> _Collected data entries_

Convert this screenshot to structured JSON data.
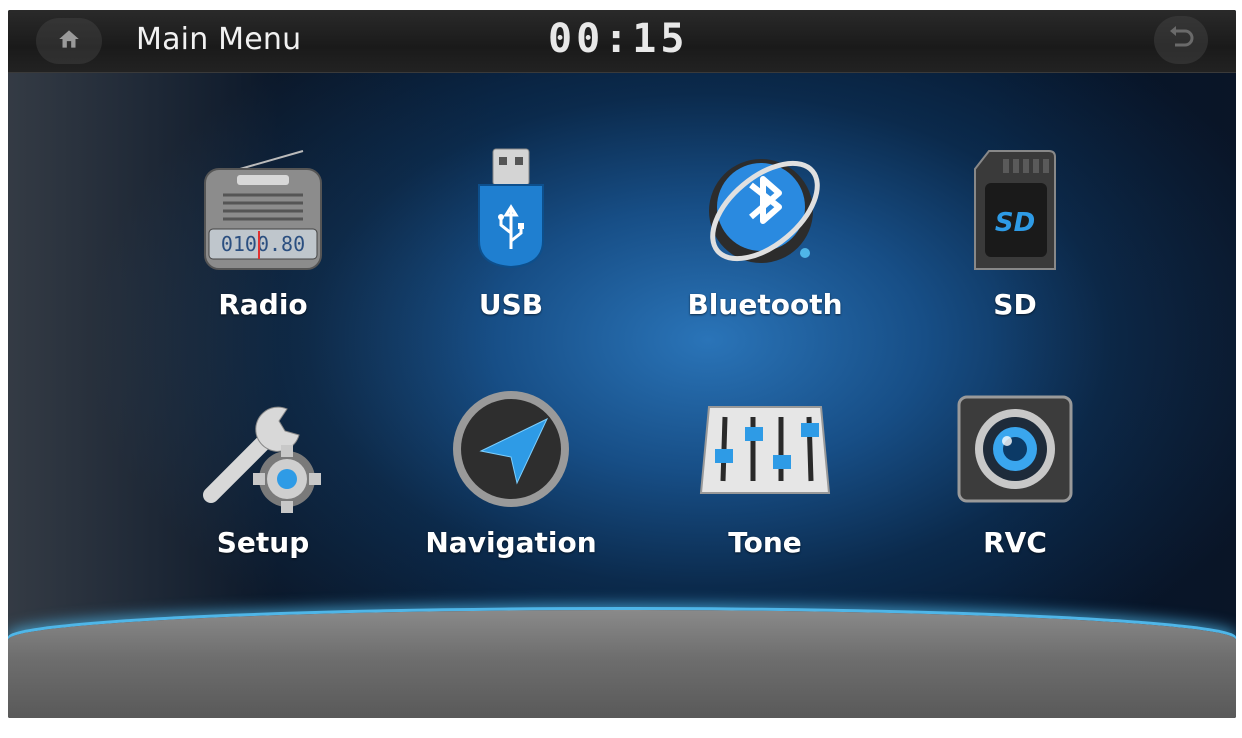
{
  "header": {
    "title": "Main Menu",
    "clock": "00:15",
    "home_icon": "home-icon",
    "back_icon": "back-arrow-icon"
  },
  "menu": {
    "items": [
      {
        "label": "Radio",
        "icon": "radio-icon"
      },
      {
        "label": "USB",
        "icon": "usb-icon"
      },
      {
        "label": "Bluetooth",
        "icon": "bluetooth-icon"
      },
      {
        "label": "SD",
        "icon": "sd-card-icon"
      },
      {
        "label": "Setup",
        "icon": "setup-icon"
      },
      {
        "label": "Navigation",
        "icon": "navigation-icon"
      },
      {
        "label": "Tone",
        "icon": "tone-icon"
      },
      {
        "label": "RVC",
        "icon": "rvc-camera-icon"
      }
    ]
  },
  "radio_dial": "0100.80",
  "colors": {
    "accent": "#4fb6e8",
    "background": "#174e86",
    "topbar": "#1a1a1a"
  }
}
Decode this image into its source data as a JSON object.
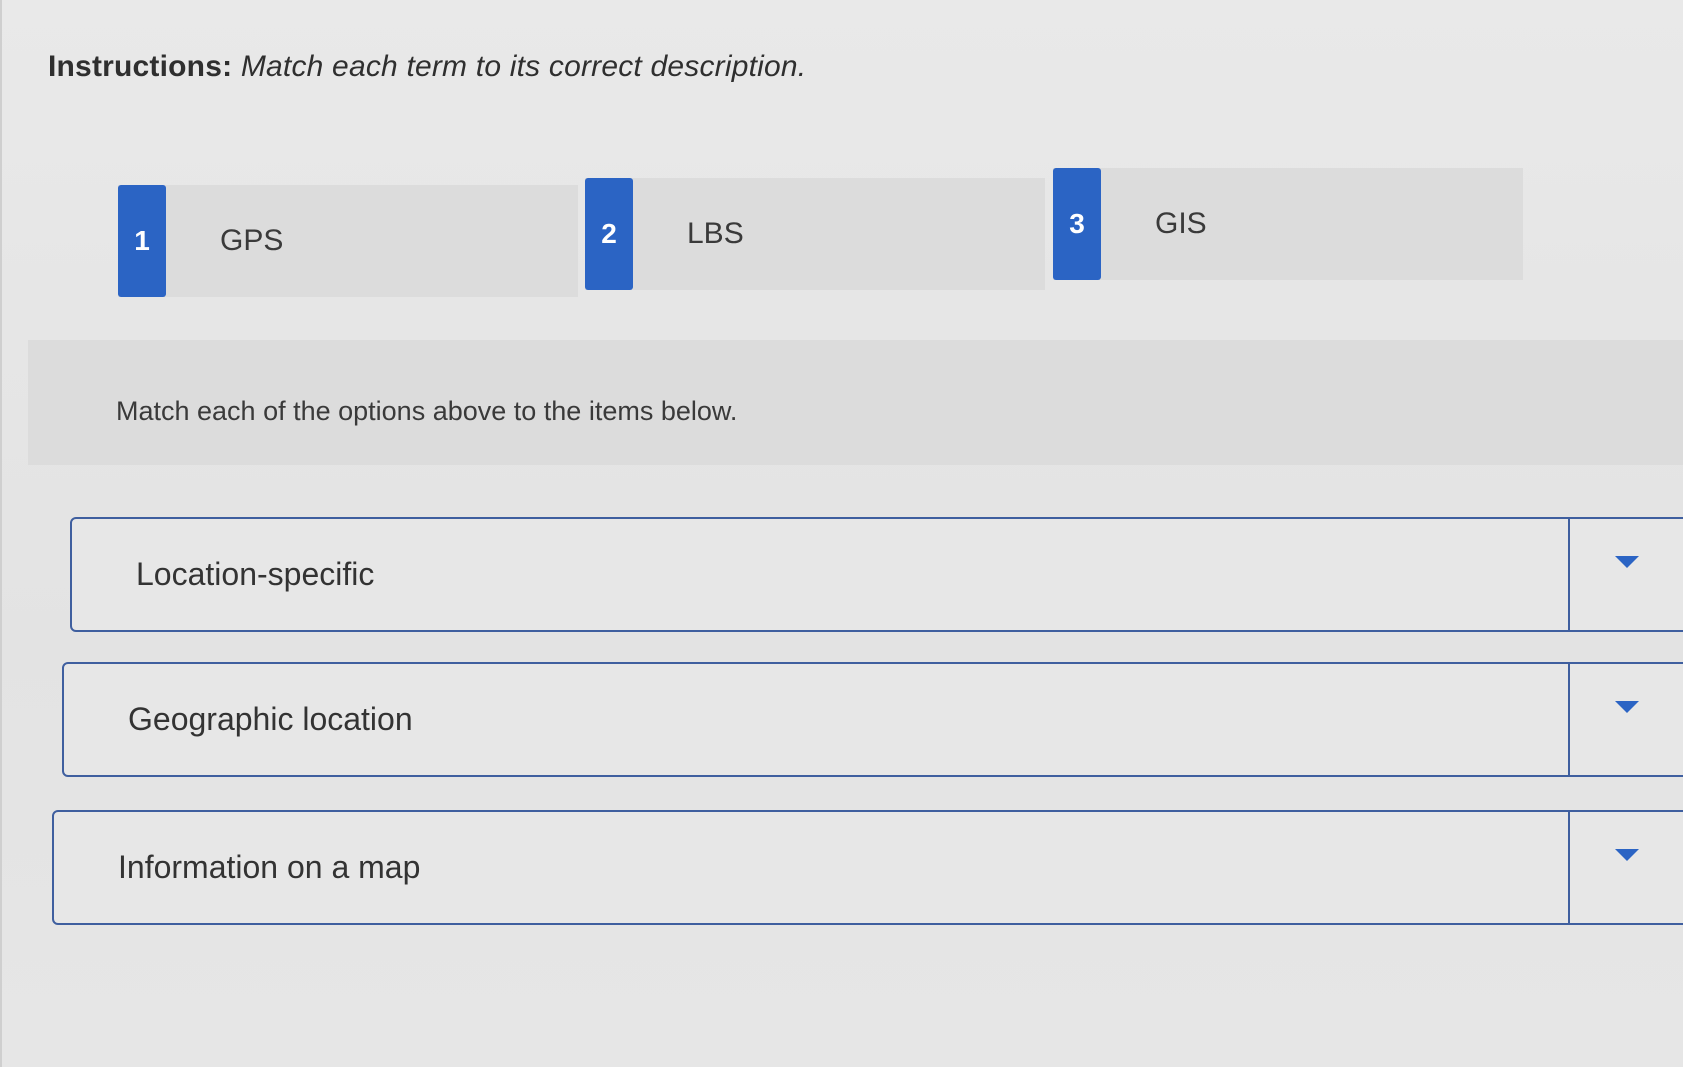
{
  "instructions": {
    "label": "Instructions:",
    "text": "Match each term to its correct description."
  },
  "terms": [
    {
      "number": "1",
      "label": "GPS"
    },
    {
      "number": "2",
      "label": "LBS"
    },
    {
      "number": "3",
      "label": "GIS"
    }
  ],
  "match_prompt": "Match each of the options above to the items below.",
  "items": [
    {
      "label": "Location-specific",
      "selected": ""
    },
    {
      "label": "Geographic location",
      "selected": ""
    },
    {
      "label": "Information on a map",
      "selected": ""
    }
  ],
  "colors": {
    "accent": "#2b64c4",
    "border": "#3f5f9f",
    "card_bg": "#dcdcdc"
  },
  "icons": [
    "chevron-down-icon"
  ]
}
...
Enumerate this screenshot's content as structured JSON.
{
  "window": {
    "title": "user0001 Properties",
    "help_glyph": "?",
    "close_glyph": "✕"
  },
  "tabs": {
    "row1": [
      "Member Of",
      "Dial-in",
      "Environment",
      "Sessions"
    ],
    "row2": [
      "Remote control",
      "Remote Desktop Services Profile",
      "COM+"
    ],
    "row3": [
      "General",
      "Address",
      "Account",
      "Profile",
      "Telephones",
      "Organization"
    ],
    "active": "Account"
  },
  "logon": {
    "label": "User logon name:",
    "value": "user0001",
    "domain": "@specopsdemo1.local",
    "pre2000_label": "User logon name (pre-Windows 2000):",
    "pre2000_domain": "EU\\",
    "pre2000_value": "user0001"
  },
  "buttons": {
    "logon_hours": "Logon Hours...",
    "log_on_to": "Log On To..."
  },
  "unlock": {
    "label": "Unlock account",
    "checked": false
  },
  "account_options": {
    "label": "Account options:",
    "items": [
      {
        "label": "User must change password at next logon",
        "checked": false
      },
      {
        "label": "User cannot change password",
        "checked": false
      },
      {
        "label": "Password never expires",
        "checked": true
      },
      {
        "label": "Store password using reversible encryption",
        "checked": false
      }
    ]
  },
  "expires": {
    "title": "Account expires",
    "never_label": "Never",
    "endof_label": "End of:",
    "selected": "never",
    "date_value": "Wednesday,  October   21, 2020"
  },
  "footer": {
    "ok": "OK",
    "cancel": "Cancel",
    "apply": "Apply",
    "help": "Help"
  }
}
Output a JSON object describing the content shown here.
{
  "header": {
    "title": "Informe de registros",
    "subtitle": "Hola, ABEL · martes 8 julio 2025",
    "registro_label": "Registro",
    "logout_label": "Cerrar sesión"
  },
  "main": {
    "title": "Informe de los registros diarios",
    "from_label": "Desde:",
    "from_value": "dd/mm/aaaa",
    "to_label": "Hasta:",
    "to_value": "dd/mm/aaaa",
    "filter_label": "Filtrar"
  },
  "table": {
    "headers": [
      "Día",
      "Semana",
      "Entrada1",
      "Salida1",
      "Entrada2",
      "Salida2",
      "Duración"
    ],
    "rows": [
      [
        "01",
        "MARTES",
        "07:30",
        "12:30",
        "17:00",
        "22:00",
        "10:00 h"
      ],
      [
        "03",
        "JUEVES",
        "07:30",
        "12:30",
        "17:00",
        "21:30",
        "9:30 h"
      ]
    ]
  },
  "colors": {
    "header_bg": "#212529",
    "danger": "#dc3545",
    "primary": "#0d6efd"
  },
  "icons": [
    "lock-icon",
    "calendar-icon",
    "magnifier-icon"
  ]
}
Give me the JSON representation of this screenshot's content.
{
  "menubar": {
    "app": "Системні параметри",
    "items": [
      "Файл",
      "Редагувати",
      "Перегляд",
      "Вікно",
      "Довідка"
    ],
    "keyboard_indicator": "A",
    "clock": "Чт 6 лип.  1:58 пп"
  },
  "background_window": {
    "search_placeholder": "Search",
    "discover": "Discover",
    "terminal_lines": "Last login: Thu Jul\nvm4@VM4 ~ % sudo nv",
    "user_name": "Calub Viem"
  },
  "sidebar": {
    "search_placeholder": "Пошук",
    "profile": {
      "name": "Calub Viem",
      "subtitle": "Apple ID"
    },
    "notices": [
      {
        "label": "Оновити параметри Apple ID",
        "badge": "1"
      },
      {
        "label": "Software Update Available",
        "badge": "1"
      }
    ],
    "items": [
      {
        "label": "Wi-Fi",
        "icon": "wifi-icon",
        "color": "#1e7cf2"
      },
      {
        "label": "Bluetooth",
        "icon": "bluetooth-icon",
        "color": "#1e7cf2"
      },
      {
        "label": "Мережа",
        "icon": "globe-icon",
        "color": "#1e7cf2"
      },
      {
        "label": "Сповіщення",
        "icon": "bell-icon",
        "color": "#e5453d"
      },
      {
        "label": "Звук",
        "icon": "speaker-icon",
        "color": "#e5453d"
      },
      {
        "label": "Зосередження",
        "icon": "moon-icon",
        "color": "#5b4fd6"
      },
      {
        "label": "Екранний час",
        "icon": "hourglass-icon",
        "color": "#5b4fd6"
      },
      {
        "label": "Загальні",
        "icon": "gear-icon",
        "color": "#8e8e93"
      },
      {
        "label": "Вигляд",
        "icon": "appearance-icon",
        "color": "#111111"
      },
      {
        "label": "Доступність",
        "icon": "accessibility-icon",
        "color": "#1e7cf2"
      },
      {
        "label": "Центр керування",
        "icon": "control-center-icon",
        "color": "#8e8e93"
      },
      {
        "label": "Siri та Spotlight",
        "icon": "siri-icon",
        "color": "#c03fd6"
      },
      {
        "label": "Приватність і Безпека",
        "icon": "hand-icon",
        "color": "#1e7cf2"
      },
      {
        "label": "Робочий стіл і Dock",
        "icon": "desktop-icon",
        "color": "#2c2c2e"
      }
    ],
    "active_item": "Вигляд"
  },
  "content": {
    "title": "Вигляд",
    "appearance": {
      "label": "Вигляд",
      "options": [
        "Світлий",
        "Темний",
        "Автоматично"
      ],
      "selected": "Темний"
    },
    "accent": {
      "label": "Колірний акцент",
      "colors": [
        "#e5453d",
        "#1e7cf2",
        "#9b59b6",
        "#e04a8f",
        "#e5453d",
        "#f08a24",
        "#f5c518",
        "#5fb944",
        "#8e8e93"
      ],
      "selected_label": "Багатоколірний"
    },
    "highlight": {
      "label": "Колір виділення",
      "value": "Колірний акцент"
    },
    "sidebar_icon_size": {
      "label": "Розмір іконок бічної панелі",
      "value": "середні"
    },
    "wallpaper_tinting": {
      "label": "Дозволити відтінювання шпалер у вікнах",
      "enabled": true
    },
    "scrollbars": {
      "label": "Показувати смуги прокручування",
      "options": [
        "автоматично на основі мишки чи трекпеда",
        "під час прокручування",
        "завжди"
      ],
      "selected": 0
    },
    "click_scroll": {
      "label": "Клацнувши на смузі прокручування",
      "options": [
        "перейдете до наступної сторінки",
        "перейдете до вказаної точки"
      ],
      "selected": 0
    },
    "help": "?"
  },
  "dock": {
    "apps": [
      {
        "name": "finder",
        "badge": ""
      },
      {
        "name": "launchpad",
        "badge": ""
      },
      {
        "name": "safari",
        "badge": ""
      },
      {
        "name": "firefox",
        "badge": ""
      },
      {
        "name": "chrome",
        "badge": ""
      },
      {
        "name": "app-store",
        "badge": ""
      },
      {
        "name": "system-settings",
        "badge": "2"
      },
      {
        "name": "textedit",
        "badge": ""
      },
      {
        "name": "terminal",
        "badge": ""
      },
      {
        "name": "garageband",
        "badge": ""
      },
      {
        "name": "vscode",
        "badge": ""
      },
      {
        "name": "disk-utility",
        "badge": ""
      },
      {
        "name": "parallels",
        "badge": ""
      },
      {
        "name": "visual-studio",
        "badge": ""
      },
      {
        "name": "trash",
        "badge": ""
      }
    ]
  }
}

> _THE EXERCISE_
Copy all lines from the entries that contain the word "object".

> _SOLUTION TO THE PROBLEM_
Decode this image into its source data as a JSON object.
Output a JSON object describing the content shown here.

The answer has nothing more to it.